AIM OF THE TASK ::
Where a line below holds the string "skeleton", copy that line.

Stored data ::
══════════

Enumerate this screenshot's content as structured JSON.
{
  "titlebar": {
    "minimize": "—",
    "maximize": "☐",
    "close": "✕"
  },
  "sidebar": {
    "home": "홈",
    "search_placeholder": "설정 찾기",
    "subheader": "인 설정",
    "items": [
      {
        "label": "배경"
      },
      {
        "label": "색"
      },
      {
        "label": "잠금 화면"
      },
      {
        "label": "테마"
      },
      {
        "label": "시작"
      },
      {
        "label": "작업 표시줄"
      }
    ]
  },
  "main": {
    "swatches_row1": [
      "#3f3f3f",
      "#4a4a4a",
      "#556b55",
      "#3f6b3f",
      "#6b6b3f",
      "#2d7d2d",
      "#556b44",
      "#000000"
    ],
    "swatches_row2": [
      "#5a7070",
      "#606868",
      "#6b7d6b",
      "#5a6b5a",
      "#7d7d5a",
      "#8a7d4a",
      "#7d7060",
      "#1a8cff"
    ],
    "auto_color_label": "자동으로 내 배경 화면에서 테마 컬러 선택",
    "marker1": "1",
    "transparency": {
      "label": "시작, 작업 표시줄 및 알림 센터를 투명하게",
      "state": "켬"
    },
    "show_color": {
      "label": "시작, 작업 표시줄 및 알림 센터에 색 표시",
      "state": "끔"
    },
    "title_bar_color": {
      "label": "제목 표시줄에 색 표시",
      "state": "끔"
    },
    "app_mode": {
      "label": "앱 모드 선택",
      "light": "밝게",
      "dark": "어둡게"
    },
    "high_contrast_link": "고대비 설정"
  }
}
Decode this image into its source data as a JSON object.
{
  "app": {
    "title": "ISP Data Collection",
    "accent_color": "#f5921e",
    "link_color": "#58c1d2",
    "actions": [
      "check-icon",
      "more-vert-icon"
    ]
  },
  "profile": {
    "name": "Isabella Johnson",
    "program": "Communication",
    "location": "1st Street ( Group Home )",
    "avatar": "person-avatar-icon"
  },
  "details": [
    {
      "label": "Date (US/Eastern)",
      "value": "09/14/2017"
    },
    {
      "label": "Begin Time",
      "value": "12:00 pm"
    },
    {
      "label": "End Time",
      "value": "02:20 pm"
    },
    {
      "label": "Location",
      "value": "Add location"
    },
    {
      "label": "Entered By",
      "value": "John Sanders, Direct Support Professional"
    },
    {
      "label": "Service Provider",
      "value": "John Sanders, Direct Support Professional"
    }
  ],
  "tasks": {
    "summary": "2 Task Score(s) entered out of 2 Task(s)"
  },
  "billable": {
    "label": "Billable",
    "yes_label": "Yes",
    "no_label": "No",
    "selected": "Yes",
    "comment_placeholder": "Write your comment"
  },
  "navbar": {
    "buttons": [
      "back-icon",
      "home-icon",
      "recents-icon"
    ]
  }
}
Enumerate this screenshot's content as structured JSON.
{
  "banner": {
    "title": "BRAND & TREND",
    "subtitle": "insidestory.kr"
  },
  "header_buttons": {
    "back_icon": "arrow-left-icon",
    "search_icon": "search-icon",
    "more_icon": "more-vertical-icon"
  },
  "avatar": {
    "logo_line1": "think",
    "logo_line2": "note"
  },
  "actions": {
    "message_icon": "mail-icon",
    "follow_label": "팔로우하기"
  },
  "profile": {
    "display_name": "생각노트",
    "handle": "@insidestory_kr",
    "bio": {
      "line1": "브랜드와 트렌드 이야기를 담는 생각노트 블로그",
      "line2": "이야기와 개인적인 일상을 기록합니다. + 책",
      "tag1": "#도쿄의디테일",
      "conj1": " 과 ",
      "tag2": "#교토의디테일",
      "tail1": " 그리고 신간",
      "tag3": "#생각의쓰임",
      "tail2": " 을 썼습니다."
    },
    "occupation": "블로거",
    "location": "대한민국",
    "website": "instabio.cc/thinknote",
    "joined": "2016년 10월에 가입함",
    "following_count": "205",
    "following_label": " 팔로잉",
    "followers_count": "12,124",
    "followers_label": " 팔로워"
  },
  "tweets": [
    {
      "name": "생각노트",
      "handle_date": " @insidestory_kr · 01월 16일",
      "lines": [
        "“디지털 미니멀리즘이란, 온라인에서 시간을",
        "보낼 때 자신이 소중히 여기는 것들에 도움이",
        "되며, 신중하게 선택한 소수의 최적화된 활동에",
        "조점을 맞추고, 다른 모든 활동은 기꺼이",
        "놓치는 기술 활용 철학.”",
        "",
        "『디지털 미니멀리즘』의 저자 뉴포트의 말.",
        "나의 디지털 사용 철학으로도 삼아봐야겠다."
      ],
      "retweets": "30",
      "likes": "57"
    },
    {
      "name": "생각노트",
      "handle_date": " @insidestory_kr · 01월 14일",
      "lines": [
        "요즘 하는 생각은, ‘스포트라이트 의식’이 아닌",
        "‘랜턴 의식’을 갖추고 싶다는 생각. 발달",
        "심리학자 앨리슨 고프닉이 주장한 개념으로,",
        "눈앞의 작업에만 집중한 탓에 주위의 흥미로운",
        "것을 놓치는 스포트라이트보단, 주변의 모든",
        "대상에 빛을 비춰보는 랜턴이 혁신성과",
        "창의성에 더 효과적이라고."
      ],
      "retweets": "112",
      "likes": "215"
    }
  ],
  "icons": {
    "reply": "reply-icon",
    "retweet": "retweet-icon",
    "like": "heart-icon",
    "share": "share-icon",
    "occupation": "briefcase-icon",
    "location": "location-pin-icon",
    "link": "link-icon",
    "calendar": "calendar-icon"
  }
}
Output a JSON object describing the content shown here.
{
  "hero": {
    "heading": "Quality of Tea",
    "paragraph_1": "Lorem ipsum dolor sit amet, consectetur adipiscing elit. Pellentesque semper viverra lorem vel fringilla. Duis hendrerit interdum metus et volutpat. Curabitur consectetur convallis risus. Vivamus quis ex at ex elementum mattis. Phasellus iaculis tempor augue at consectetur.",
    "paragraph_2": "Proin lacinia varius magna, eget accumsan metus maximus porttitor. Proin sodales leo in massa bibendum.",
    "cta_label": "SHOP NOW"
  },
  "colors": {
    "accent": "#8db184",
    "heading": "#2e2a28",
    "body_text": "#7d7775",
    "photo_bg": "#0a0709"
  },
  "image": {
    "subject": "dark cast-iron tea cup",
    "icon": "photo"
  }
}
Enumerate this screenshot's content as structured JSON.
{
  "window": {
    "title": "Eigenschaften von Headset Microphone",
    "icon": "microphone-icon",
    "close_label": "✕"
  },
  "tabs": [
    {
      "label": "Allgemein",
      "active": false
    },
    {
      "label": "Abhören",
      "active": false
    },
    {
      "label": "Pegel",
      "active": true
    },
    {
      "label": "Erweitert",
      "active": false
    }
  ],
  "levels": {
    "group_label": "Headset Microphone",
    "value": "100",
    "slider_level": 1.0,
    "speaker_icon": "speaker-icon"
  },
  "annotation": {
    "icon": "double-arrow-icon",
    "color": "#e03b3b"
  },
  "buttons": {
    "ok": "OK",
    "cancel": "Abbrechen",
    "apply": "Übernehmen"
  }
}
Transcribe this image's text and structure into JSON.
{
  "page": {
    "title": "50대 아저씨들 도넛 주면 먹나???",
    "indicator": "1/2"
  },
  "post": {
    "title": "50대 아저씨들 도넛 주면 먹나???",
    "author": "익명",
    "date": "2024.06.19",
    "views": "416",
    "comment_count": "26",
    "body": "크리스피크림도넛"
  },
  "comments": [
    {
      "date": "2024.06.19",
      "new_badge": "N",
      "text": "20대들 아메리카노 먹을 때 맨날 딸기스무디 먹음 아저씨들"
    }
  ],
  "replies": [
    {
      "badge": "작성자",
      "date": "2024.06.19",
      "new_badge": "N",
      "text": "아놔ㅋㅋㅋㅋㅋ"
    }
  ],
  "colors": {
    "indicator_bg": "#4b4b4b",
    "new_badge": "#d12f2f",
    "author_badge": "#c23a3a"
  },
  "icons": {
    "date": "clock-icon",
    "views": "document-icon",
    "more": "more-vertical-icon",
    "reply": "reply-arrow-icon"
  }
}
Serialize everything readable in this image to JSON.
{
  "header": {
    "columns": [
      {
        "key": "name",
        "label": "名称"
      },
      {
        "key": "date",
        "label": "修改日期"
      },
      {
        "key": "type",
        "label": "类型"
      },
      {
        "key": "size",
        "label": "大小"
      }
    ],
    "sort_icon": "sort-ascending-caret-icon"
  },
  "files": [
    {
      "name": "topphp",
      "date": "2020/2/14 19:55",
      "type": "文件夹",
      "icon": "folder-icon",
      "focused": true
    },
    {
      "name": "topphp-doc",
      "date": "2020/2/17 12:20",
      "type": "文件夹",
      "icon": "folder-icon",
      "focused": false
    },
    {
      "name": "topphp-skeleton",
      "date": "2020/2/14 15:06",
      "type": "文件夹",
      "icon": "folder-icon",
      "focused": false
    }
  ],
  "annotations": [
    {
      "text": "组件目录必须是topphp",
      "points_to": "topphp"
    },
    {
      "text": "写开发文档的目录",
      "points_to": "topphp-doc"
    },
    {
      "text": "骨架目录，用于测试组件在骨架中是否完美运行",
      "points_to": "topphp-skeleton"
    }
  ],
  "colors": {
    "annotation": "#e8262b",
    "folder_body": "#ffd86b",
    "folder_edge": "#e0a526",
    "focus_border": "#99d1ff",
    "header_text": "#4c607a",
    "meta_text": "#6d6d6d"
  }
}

══════════

COMPLETE OUTPUT ::
      "name": "topphp-skeleton",
      "points_to": "topphp-skeleton"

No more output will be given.